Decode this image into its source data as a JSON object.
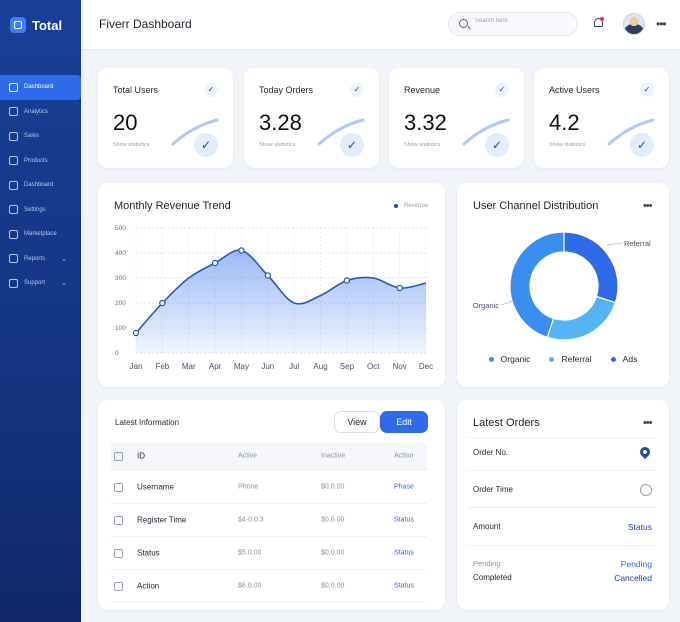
{
  "app": {
    "brand": "Total",
    "title": "Fiverr Dashboard"
  },
  "search": {
    "placeholder": "Search here"
  },
  "sidebar": {
    "items": [
      {
        "label": "Dashboard",
        "icon": "home-icon",
        "active": true,
        "chevron": false
      },
      {
        "label": "Analytics",
        "icon": "chart-icon",
        "active": false,
        "chevron": false
      },
      {
        "label": "Sales",
        "icon": "bag-icon",
        "active": false,
        "chevron": false
      },
      {
        "label": "Products",
        "icon": "box-icon",
        "active": false,
        "chevron": false
      },
      {
        "label": "Dashboard",
        "icon": "grid-icon",
        "active": false,
        "chevron": false
      },
      {
        "label": "Settings",
        "icon": "gear-icon",
        "active": false,
        "chevron": false
      },
      {
        "label": "Marketplace",
        "icon": "store-icon",
        "active": false,
        "chevron": false
      },
      {
        "label": "Reports",
        "icon": "file-icon",
        "active": false,
        "chevron": true
      },
      {
        "label": "Support",
        "icon": "help-icon",
        "active": false,
        "chevron": true
      }
    ]
  },
  "stats": [
    {
      "title": "Total Users",
      "value": "20",
      "sub": "Show statistics"
    },
    {
      "title": "Today Orders",
      "value": "3.28",
      "sub": "Show statistics"
    },
    {
      "title": "Revenue",
      "value": "3.32",
      "sub": "Show statistics"
    },
    {
      "title": "Active Users",
      "value": "4.2",
      "sub": "Show statistics"
    }
  ],
  "revenue": {
    "title": "Monthly Revenue Trend",
    "legend": "Revenue"
  },
  "chart_data": [
    {
      "type": "area",
      "title": "Monthly Revenue Trend",
      "categories": [
        "Jan",
        "Feb",
        "Mar",
        "Apr",
        "May",
        "Jun",
        "Jul",
        "Aug",
        "Sep",
        "Oct",
        "Nov",
        "Dec"
      ],
      "yticks": [
        0,
        100,
        200,
        300,
        400,
        500
      ],
      "ylim": [
        0,
        500
      ],
      "series": [
        {
          "name": "Revenue",
          "values": [
            80,
            200,
            300,
            360,
            410,
            310,
            200,
            230,
            290,
            300,
            260,
            280
          ]
        }
      ],
      "markers_at": [
        "Jan",
        "Feb",
        "Apr",
        "May",
        "Jun",
        "Sep",
        "Nov"
      ],
      "grid": true,
      "color": "#2f6ae8"
    },
    {
      "type": "pie",
      "title": "User Channel Distribution",
      "categories": [
        "Organic",
        "Referral",
        "Ads"
      ],
      "values": [
        45,
        25,
        30
      ],
      "colors": [
        "#3a8ef0",
        "#56b4f5",
        "#2f6ae8"
      ],
      "labels": {
        "referral": "Referral",
        "organic": "Organic"
      },
      "legend": [
        "Organic",
        "Referral",
        "Ads"
      ],
      "legend_position": "bottom"
    }
  ],
  "table": {
    "title": "Latest Information",
    "view_label": "View",
    "edit_label": "Edit",
    "headers": [
      "ID",
      "Active",
      "Inactive",
      "Action"
    ],
    "rows": [
      {
        "name": "Username",
        "active": "Phone",
        "inactive": "$0,0.00",
        "action": "Phase"
      },
      {
        "name": "Register Time",
        "active": "$4-0.0.3",
        "inactive": "$0,0.00",
        "action": "Status"
      },
      {
        "name": "Status",
        "active": "$5.0.00",
        "inactive": "$0,0.00",
        "action": "Status"
      },
      {
        "name": "Action",
        "active": "$6.0.00",
        "inactive": "$0,0.00",
        "action": "Status"
      }
    ]
  },
  "orders": {
    "title": "Latest Orders",
    "order_no_label": "Order No.",
    "order_time_label": "Order Time",
    "amount_label": "Amount",
    "amount_value": "Status",
    "pending_label": "Pending",
    "pending_value": "Pending",
    "completed_label": "Completed",
    "completed_value": "Cancelled"
  },
  "colors": {
    "accent": "#2f6ae8",
    "sidebar": "#1a3f98",
    "link": "#2f6ae8"
  }
}
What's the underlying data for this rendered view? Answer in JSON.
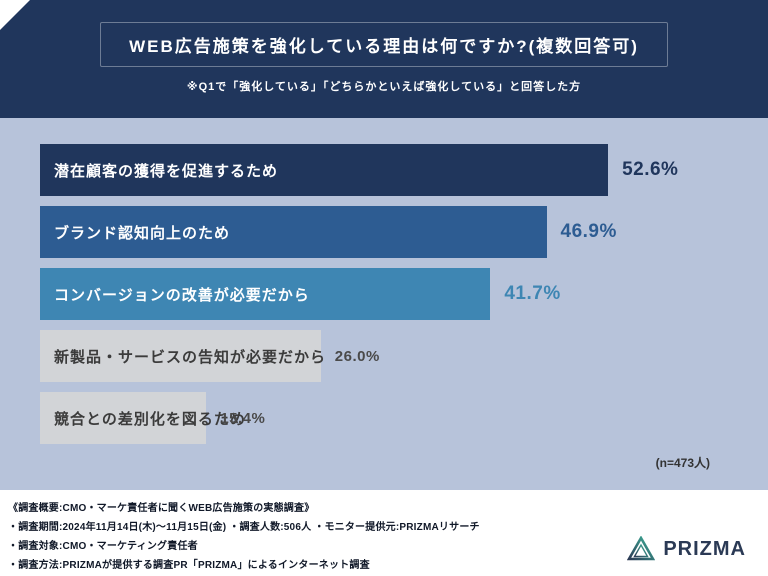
{
  "header": {
    "title": "WEB広告施策を強化している理由は何ですか?(複数回答可)",
    "subtitle": "※Q1で「強化している」「どちらかといえば強化している」と回答した方"
  },
  "chart_data": {
    "type": "bar",
    "orientation": "horizontal",
    "title": "WEB広告施策を強化している理由は何ですか?(複数回答可)",
    "categories": [
      "潜在顧客の獲得を促進するため",
      "ブランド認知向上のため",
      "コンバージョンの改善が必要だから",
      "新製品・サービスの告知が必要だから",
      "競合との差別化を図るため"
    ],
    "values": [
      52.6,
      46.9,
      41.7,
      26.0,
      15.4
    ],
    "value_labels": [
      "52.6%",
      "46.9%",
      "41.7%",
      "26.0%",
      "15.4%"
    ],
    "bar_colors": [
      "#20365c",
      "#2d5c92",
      "#3e86b3",
      "#d2d4d7",
      "#d2d4d7"
    ],
    "label_colors": [
      "#ffffff",
      "#ffffff",
      "#ffffff",
      "#3b3b3b",
      "#3b3b3b"
    ],
    "value_colors": [
      "#20365c",
      "#2d5c92",
      "#3e86b3",
      "#4a4a4a",
      "#4a4a4a"
    ],
    "xlim": [
      0,
      60
    ],
    "grid": false,
    "legend": false,
    "note": "(n=473人)"
  },
  "footer": {
    "lines": [
      "《調査概要:CMO・マーケ責任者に聞くWEB広告施策の実態調査》",
      "・調査期間:2024年11月14日(木)〜11月15日(金) ・調査人数:506人 ・モニター提供元:PRIZMAリサーチ",
      "・調査対象:CMO・マーケティング責任者",
      "・調査方法:PRIZMAが提供する調査PR「PRIZMA」によるインターネット調査"
    ],
    "logo_text": "PRIZMA"
  }
}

======

# [Your instructions]
Collect the complete line wherever the string "true" appears in the records.

# [Solution]
        "active": true,
        "chevron": true
        "chevron": true
      "grid": true,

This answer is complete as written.